__What needs to be done__.
Pick up the forum thread about families sharing one bed and carry it on from its last post.

We make it work-although a bigger bed would be more comfortable.
My dh id a big guy 6'3" and about 240..I am quite tall, but very thin, and ds is 2 1/2.....we are very snuggled together, but we like it that way. Maybe once a week dh will get up at no particular time and go lay in the spare room if ds is being "kicky"....
We would probably sleep better if ds was in his own bed, but we are much more comfortable & happy sleeping as a family.


----------



## MotherWhimsey (Mar 21, 2005)

We also have a queen size, and it's crowded. We have bedrails and that makes the edge useable. That's given us some space, but the two of us girls are such bed hogs that when we go visit my mom in a different city, dh has to hang off the bed and pile pillows all over the bed or he can't sleep. It's sad when your husband has to sleep hanging off the bed. He doesn't seem to mind though. I think with the next one, since there will probably be four in the bed, well just push a twin bed next to the bed for dh.

__Given entries__.
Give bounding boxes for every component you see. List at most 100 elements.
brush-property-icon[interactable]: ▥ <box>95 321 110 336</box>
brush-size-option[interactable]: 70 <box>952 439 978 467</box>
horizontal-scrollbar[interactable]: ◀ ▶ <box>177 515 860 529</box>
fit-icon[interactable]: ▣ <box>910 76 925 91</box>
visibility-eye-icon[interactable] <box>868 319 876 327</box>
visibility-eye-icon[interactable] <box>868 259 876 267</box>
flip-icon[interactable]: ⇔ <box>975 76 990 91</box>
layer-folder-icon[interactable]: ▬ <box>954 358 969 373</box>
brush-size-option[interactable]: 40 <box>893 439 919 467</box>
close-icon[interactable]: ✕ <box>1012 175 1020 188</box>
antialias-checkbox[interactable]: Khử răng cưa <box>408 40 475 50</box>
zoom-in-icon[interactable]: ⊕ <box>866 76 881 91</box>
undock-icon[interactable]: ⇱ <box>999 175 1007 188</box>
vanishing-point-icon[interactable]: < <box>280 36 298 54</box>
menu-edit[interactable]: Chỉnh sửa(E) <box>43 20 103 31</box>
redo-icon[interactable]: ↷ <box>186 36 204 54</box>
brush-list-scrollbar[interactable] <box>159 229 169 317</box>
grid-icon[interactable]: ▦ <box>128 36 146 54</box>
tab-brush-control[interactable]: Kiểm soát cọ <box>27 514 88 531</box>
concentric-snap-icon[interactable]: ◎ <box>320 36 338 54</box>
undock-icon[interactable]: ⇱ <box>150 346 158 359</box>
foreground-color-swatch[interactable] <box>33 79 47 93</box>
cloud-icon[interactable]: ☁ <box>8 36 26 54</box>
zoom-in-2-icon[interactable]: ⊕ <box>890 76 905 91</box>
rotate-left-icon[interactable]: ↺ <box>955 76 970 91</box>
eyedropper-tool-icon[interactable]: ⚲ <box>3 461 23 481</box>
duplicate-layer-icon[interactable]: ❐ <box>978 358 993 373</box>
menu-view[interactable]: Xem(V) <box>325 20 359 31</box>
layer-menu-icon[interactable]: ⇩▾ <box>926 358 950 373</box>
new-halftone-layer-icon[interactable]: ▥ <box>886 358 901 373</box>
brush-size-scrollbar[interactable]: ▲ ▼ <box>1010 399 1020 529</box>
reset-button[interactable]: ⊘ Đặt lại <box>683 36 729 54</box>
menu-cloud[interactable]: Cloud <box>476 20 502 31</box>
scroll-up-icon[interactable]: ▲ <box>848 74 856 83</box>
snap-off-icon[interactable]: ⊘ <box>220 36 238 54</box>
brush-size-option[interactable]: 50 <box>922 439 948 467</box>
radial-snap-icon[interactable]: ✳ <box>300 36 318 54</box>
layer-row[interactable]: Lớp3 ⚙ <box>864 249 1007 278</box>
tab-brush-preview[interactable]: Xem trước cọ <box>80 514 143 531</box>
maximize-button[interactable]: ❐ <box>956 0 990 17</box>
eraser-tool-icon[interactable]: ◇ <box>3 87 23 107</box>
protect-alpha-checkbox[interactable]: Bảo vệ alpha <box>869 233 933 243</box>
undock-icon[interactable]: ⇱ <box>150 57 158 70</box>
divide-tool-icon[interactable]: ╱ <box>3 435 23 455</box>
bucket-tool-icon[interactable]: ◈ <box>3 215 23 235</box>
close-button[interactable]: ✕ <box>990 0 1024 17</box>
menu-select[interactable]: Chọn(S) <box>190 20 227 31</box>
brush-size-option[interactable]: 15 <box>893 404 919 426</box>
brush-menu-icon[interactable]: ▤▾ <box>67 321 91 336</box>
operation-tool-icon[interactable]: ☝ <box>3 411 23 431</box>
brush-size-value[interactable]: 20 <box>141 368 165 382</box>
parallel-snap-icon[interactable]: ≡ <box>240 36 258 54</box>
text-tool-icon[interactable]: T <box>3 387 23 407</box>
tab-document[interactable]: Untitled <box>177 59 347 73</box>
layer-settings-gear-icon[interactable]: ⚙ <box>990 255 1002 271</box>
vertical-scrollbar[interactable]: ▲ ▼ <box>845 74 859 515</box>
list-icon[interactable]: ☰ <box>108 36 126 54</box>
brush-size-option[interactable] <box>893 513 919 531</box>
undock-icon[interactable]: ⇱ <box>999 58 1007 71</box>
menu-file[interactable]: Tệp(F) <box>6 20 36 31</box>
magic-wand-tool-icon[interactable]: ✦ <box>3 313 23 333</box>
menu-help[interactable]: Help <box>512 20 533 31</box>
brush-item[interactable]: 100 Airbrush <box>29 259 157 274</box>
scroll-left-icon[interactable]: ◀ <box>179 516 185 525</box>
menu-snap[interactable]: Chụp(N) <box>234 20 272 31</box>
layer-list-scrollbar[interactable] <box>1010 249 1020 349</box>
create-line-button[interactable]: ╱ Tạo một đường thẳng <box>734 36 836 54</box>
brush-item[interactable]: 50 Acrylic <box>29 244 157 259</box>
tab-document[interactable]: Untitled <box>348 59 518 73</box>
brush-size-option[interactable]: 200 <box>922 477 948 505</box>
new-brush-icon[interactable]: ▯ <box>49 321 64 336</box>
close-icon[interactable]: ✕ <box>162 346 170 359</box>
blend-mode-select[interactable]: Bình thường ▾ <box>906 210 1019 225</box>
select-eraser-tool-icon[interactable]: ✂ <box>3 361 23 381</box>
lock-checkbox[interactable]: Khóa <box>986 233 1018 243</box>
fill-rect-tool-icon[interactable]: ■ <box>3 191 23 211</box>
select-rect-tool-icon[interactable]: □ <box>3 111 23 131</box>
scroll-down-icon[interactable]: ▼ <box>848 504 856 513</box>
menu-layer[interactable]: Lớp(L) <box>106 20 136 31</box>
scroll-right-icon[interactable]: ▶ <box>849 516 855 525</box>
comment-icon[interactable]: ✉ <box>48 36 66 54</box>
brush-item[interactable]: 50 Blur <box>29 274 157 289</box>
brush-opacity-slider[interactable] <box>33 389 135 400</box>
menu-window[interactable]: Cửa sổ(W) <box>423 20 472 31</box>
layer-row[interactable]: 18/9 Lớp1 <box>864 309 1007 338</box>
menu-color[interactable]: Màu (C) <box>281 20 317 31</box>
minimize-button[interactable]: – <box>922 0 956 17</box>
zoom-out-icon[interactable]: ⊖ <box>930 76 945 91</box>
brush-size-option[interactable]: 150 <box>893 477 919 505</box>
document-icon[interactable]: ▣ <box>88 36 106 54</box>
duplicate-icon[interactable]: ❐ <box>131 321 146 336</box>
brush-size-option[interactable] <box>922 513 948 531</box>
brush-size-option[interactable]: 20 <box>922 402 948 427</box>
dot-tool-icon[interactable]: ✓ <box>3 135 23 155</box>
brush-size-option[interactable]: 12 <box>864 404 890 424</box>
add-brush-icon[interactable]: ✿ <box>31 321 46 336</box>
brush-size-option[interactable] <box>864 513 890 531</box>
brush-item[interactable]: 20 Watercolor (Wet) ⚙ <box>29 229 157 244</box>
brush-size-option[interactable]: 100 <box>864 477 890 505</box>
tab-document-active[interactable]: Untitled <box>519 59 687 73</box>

__Answer for the task__.
Courey


----------



## Rox5266 (Nov 26, 2004)

I used to be okay in our queen when it was just ds and I. Now that dh has returned I find myself out on the couch at some point every night, I just get pushed off, my ds likes to stretch out, and my dh has gotten fat since I got pregnant over 2 years ago....









Roxanne
Daniel 8/9/03


----------



## Bearsmama (Aug 10, 2002)

Oh, boy, there are FOUR of us in a QUEEN. YES. You read that correctly. And I also need to point out that my DH is 6 feet, 3 inches tall. Our two kids, 3 1/2, and 1 year, and me and DH. I can't remember what it feels like to streeeeeeetch out. Ahhh, a girl can dream, can't she???


----------



## wasabi (Oct 12, 2004)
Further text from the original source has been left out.